● **TASK STATEMENT**: Search the material below for the string "title" and list each line that holds it.

BEGIN GIVEN ENTRIES

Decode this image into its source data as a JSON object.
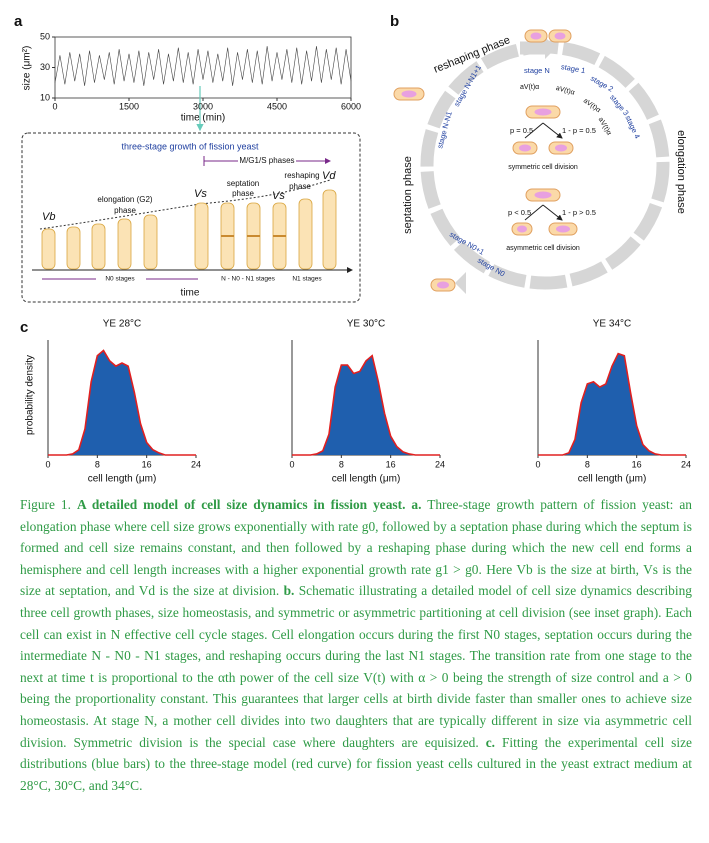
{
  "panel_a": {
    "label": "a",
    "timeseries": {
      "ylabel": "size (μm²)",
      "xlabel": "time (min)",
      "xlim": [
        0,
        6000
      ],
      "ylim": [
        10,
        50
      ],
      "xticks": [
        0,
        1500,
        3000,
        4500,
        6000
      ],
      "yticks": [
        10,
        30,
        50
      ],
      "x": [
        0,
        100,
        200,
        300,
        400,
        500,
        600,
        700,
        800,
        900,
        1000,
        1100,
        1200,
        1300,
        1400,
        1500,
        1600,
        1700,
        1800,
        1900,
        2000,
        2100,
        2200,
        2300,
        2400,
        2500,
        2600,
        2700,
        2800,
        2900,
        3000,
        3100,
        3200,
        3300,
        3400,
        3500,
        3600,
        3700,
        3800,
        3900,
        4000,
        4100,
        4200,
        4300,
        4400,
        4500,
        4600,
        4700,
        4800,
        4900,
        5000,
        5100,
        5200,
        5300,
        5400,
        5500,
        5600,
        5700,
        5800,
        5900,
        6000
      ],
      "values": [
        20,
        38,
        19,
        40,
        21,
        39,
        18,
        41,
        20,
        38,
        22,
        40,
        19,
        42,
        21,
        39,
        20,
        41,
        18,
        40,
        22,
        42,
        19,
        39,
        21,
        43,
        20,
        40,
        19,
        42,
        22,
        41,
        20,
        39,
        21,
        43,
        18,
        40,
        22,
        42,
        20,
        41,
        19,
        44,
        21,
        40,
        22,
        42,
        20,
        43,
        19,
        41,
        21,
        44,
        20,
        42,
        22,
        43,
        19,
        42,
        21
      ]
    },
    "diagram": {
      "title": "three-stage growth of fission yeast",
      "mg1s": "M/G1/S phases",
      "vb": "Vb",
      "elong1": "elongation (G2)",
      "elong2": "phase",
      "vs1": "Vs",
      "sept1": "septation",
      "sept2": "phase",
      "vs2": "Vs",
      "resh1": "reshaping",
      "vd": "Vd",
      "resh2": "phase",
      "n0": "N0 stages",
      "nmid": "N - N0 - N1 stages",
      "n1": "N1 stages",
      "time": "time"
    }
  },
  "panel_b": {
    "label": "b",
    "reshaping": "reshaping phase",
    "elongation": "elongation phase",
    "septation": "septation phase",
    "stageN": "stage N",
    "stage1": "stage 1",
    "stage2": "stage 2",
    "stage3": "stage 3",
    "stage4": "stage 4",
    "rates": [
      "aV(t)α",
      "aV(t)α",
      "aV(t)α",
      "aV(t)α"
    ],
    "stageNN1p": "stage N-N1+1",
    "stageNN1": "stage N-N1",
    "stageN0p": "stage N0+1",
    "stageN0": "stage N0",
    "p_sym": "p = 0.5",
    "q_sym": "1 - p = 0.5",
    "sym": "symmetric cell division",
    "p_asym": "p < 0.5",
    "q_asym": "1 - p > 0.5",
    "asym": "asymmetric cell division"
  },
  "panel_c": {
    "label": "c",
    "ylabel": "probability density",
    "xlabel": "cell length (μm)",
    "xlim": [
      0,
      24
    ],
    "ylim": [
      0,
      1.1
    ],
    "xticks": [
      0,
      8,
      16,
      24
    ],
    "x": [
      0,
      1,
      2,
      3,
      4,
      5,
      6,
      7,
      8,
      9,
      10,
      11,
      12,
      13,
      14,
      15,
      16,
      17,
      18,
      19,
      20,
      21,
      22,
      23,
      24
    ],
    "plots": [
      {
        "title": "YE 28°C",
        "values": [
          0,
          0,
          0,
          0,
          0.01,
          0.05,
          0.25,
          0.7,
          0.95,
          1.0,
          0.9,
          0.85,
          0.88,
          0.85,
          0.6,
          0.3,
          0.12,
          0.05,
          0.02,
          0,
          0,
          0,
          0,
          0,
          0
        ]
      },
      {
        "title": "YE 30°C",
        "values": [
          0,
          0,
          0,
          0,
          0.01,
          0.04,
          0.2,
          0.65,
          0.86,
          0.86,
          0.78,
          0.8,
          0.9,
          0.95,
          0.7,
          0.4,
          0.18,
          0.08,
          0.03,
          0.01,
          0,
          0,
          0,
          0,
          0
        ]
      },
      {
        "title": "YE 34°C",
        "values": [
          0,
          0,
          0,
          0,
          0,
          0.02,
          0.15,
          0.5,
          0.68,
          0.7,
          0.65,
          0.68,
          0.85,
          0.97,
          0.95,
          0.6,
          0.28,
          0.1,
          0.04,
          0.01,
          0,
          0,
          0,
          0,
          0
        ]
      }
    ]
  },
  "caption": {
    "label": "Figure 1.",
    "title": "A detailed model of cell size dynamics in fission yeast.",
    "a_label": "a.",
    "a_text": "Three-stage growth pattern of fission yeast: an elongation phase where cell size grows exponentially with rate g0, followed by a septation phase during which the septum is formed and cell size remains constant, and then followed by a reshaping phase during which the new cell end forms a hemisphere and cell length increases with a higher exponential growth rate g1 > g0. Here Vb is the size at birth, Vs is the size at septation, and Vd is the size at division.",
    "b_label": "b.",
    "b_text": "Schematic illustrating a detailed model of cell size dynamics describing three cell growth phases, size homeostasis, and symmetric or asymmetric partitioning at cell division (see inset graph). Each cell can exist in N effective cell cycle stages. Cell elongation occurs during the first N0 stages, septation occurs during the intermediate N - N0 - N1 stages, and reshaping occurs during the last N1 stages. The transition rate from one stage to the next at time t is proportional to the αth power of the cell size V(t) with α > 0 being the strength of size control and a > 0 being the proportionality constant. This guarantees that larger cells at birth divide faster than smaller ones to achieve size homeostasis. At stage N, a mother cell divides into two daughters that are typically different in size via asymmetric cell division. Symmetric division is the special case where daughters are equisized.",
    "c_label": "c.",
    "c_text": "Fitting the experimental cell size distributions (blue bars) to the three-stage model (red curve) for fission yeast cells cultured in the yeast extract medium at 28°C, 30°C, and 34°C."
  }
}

END GIVEN ENTRIES

● **SOLUTION FOR THIS PROBLEM**:
      "title": "three-stage growth of fission yeast",
        "title": "YE 28°C",
        "title": "YE 30°C",
        "title": "YE 34°C",
    "title": "A detailed model of cell size dynamics in fission yeast.",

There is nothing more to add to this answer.